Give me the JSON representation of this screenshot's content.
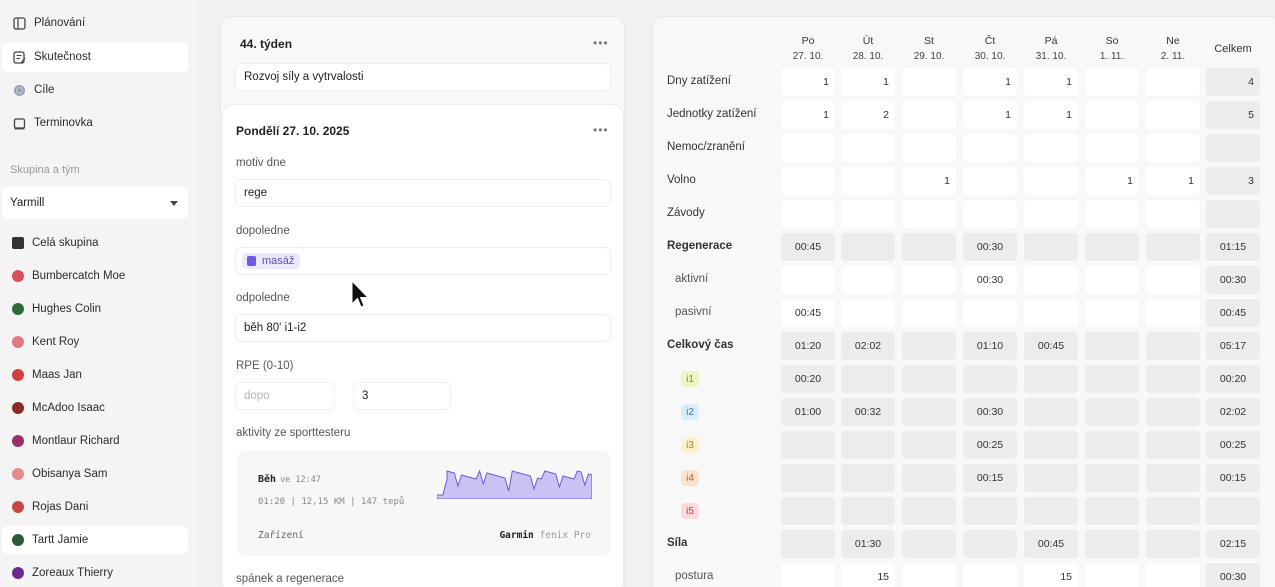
{
  "sidebar": {
    "nav": [
      {
        "label": "Plánování",
        "icon": "planning-icon"
      },
      {
        "label": "Skutečnost",
        "icon": "actual-icon"
      },
      {
        "label": "Cíle",
        "icon": "goals-icon"
      },
      {
        "label": "Terminovka",
        "icon": "calendar-icon"
      }
    ],
    "section_label": "Skupina a tým",
    "team_select": "Yarmill",
    "members": [
      {
        "label": "Celá skupina",
        "color": "#333333"
      },
      {
        "label": "Bumbercatch Moe",
        "color": "#d8505a"
      },
      {
        "label": "Hughes Colin",
        "color": "#2f6b3a"
      },
      {
        "label": "Kent Roy",
        "color": "#e07a80"
      },
      {
        "label": "Maas Jan",
        "color": "#d44040"
      },
      {
        "label": "McAdoo Isaac",
        "color": "#8a2a2a"
      },
      {
        "label": "Montlaur Richard",
        "color": "#9a2f6a"
      },
      {
        "label": "Obisanya Sam",
        "color": "#e58a8a"
      },
      {
        "label": "Rojas Dani",
        "color": "#c84848"
      },
      {
        "label": "Tartt Jamie",
        "color": "#2f5a3a"
      },
      {
        "label": "Zoreaux Thierry",
        "color": "#6a2a8a"
      }
    ]
  },
  "week": {
    "title": "44. týden",
    "focus": "Rozvoj síly a vytrvalosti"
  },
  "day": {
    "title": "Pondělí 27. 10. 2025",
    "motiv_label": "motiv dne",
    "motiv_value": "rege",
    "am_label": "dopoledne",
    "am_chip": "masáž",
    "pm_label": "odpoledne",
    "pm_value": "běh 80' i1-i2",
    "rpe_label": "RPE (0-10)",
    "rpe_am_placeholder": "dopo",
    "rpe_pm_value": "3",
    "activities_label": "aktivity ze sporttesteru",
    "sleep_label": "spánek a regenerace"
  },
  "activity": {
    "name": "Běh",
    "when": "ve 12:47",
    "stats": "01:20 | 12,15 KM | 147 tepů",
    "device_label": "Zařízení",
    "device_brand": "Garmin",
    "device_model": "fenix Pro",
    "accent": "#6b5ce0"
  },
  "table": {
    "columns": [
      {
        "day": "Po",
        "date": "27. 10."
      },
      {
        "day": "Út",
        "date": "28. 10."
      },
      {
        "day": "St",
        "date": "29. 10."
      },
      {
        "day": "Čt",
        "date": "30. 10."
      },
      {
        "day": "Pá",
        "date": "31. 10."
      },
      {
        "day": "So",
        "date": "1. 11."
      },
      {
        "day": "Ne",
        "date": "2. 11."
      }
    ],
    "total_label": "Celkem",
    "rows": [
      {
        "label": "Dny zatížení",
        "style": "normal",
        "cells": [
          "1",
          "1",
          "",
          "1",
          "1",
          "",
          ""
        ],
        "total": "4",
        "shade": "w"
      },
      {
        "label": "Jednotky zatížení",
        "style": "normal",
        "cells": [
          "1",
          "2",
          "",
          "1",
          "1",
          "",
          ""
        ],
        "total": "5",
        "shade": "w"
      },
      {
        "label": "Nemoc/zranění",
        "style": "normal",
        "cells": [
          "",
          "",
          "",
          "",
          "",
          "",
          ""
        ],
        "total": "",
        "shade": "w"
      },
      {
        "label": "Volno",
        "style": "normal",
        "cells": [
          "",
          "",
          "1",
          "",
          "",
          "1",
          "1"
        ],
        "total": "3",
        "shade": "w"
      },
      {
        "label": "Závody",
        "style": "normal",
        "cells": [
          "",
          "",
          "",
          "",
          "",
          "",
          ""
        ],
        "total": "",
        "shade": "w"
      },
      {
        "label": "Regenerace",
        "style": "bold",
        "cells": [
          "00:45",
          "",
          "",
          "00:30",
          "",
          "",
          ""
        ],
        "total": "01:15",
        "shade": "g"
      },
      {
        "label": "aktivní",
        "style": "sub",
        "cells": [
          "",
          "",
          "",
          "00:30",
          "",
          "",
          ""
        ],
        "total": "00:30",
        "shade": "w"
      },
      {
        "label": "pasivní",
        "style": "sub",
        "cells": [
          "00:45",
          "",
          "",
          "",
          "",
          "",
          ""
        ],
        "total": "00:45",
        "shade": "w"
      },
      {
        "label": "Celkový čas",
        "style": "bold",
        "cells": [
          "01:20",
          "02:02",
          "",
          "01:10",
          "00:45",
          "",
          ""
        ],
        "total": "05:17",
        "shade": "g"
      },
      {
        "label": "i1",
        "style": "zone",
        "zone_bg": "#eef6c8",
        "zone_fg": "#7a8a1a",
        "cells": [
          "00:20",
          "",
          "",
          "",
          "",
          "",
          ""
        ],
        "total": "00:20",
        "shade": "g"
      },
      {
        "label": "i2",
        "style": "zone",
        "zone_bg": "#d9eefa",
        "zone_fg": "#2a7ab0",
        "cells": [
          "01:00",
          "00:32",
          "",
          "00:30",
          "",
          "",
          ""
        ],
        "total": "02:02",
        "shade": "g"
      },
      {
        "label": "i3",
        "style": "zone",
        "zone_bg": "#fbf0d0",
        "zone_fg": "#b08a1a",
        "cells": [
          "",
          "",
          "",
          "00:25",
          "",
          "",
          ""
        ],
        "total": "00:25",
        "shade": "g"
      },
      {
        "label": "i4",
        "style": "zone",
        "zone_bg": "#fbe2cf",
        "zone_fg": "#c0602a",
        "cells": [
          "",
          "",
          "",
          "00:15",
          "",
          "",
          ""
        ],
        "total": "00:15",
        "shade": "g"
      },
      {
        "label": "i5",
        "style": "zone",
        "zone_bg": "#fadadc",
        "zone_fg": "#c0404a",
        "cells": [
          "",
          "",
          "",
          "",
          "",
          "",
          ""
        ],
        "total": "",
        "shade": "g"
      },
      {
        "label": "Síla",
        "style": "bold",
        "cells": [
          "",
          "01:30",
          "",
          "",
          "00:45",
          "",
          ""
        ],
        "total": "02:15",
        "shade": "g"
      },
      {
        "label": "postura",
        "style": "sub",
        "cells": [
          "",
          "15",
          "",
          "",
          "15",
          "",
          ""
        ],
        "total": "00:30",
        "shade": "w"
      }
    ]
  }
}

◇ ◇ ◇ ◇ ◇ ◇ ◇

Your task is to collect every line above that contains the word "date".

> [Full answer]:
        "date": "27. 10."
        "date": "28. 10."
        "date": "29. 10."
        "date": "30. 10."
        "date": "31. 10."
        "date": "1. 11."
        "date": "2. 11."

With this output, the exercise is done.